[Data entries]
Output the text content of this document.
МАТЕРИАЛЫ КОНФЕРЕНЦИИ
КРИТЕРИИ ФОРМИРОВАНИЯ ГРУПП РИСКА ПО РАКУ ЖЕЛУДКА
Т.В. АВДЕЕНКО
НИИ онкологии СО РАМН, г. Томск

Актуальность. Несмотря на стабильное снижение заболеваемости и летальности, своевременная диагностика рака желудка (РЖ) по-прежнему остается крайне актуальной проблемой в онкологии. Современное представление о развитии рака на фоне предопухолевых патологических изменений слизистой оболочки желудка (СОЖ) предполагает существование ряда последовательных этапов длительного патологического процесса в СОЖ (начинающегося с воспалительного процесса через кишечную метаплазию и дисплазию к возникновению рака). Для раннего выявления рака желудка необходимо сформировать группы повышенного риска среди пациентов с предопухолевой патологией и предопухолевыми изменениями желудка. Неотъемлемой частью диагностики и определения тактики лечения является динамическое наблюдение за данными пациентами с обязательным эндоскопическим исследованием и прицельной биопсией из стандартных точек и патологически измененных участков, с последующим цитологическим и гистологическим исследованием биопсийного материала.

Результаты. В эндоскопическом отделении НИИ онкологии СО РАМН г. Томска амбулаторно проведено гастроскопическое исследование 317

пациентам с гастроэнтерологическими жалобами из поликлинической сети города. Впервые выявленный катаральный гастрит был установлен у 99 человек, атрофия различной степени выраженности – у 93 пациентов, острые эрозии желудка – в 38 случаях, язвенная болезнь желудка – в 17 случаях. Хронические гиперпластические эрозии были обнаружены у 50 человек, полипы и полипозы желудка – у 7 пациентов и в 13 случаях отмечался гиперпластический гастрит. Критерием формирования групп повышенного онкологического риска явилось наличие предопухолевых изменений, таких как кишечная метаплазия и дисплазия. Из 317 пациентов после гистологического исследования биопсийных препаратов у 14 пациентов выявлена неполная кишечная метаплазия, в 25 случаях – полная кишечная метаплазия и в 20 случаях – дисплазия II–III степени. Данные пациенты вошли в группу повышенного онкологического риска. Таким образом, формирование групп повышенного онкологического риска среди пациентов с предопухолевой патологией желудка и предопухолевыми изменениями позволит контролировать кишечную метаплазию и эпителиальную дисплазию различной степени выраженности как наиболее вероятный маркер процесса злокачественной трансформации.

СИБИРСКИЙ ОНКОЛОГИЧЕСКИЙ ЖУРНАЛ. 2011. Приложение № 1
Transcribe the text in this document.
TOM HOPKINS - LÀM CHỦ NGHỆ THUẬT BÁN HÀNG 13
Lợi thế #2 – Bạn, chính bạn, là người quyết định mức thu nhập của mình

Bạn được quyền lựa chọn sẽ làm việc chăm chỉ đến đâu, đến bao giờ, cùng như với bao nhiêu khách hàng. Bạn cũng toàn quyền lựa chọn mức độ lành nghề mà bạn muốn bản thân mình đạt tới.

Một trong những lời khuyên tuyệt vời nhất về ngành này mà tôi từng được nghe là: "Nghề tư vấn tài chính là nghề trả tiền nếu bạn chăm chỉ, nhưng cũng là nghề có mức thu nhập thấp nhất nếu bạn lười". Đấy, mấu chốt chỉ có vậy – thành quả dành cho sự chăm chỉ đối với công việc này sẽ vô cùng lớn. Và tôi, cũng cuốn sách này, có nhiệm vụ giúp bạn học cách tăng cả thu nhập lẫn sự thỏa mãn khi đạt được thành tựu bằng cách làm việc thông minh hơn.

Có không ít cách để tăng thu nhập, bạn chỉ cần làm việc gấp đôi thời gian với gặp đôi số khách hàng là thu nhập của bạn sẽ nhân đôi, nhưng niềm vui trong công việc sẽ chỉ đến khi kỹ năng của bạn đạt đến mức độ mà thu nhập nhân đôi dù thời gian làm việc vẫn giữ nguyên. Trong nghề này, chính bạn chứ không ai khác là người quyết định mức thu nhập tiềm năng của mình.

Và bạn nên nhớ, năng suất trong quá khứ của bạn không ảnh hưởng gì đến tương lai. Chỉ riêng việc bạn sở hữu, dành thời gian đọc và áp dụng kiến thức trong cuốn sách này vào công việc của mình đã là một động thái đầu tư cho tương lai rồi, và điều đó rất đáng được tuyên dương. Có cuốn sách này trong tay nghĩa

Direction>
Using the records above, find and show each line with the string "document".

Response for this exercise>
Output the text content of this document.
Transcribe the text in this document.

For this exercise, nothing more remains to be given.